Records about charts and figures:
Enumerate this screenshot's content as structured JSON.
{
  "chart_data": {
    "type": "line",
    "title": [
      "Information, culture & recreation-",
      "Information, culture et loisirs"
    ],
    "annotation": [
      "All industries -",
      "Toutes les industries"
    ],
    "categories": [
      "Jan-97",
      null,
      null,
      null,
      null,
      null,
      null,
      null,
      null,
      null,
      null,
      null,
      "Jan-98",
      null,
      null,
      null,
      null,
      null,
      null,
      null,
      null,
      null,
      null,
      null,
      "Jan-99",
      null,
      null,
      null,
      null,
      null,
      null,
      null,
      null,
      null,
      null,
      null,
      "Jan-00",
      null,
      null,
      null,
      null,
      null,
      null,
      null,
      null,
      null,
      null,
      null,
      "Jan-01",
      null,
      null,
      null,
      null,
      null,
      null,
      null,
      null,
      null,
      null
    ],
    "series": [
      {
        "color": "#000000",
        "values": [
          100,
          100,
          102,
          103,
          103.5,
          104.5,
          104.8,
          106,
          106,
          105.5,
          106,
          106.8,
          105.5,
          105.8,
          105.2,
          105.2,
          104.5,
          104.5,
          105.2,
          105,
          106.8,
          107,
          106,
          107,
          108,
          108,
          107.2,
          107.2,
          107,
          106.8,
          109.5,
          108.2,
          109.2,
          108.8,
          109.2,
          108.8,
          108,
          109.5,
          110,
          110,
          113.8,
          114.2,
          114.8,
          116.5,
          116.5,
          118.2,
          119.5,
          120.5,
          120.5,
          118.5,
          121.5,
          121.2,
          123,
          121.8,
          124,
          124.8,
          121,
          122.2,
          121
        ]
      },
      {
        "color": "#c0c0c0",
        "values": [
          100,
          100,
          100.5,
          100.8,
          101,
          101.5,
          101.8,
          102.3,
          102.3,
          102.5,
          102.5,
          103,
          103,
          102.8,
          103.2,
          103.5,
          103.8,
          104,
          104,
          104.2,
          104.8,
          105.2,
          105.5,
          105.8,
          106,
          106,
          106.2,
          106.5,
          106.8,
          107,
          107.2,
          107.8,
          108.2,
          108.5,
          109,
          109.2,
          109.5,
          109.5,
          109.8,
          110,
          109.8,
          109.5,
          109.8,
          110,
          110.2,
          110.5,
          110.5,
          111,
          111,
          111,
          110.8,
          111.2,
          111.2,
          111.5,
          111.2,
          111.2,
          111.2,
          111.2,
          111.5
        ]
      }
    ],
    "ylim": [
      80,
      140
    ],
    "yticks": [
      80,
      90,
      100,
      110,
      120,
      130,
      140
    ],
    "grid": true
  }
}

=== Aim ===
Copy each line of the data above without altering a single character.

=== Reply to the task ===
Enumerate this screenshot's content as structured JSON.
{
  "chart_data": {
    "type": "line",
    "title": [
      "Information, culture & recreation-",
      "Information, culture et loisirs"
    ],
    "annotation": [
      "All industries -",
      "Toutes les industries"
    ],
    "categories": [
      "Jan-97",
      null,
      null,
      null,
      null,
      null,
      null,
      null,
      null,
      null,
      null,
      null,
      "Jan-98",
      null,
      null,
      null,
      null,
      null,
      null,
      null,
      null,
      null,
      null,
      null,
      "Jan-99",
      null,
      null,
      null,
      null,
      null,
      null,
      null,
      null,
      null,
      null,
      null,
      "Jan-00",
      null,
      null,
      null,
      null,
      null,
      null,
      null,
      null,
      null,
      null,
      null,
      "Jan-01",
      null,
      null,
      null,
      null,
      null,
      null,
      null,
      null,
      null,
      null
    ],
    "series": [
      {
        "color": "#000000",
        "values": [
          100,
          100,
          102,
          103,
          103.5,
          104.5,
          104.8,
          106,
          106,
          105.5,
          106,
          106.8,
          105.5,
          105.8,
          105.2,
          105.2,
          104.5,
          104.5,
          105.2,
          105,
          106.8,
          107,
          106,
          107,
          108,
          108,
          107.2,
          107.2,
          107,
          106.8,
          109.5,
          108.2,
          109.2,
          108.8,
          109.2,
          108.8,
          108,
          109.5,
          110,
          110,
          113.8,
          114.2,
          114.8,
          116.5,
          116.5,
          118.2,
          119.5,
          120.5,
          120.5,
          118.5,
          121.5,
          121.2,
          123,
          121.8,
          124,
          124.8,
          121,
          122.2,
          121
        ]
      },
      {
        "color": "#c0c0c0",
        "values": [
          100,
          100,
          100.5,
          100.8,
          101,
          101.5,
          101.8,
          102.3,
          102.3,
          102.5,
          102.5,
          103,
          103,
          102.8,
          103.2,
          103.5,
          103.8,
          104,
          104,
          104.2,
          104.8,
          105.2,
          105.5,
          105.8,
          106,
          106,
          106.2,
          106.5,
          106.8,
          107,
          107.2,
          107.8,
          108.2,
          108.5,
          109,
          109.2,
          109.5,
          109.5,
          109.8,
          110,
          109.8,
          109.5,
          109.8,
          110,
          110.2,
          110.5,
          110.5,
          111,
          111,
          111,
          110.8,
          111.2,
          111.2,
          111.5,
          111.2,
          111.2,
          111.2,
          111.2,
          111.5
        ]
      }
    ],
    "ylim": [
      80,
      140
    ],
    "yticks": [
      80,
      90,
      100,
      110,
      120,
      130,
      140
    ],
    "grid": true
  }
}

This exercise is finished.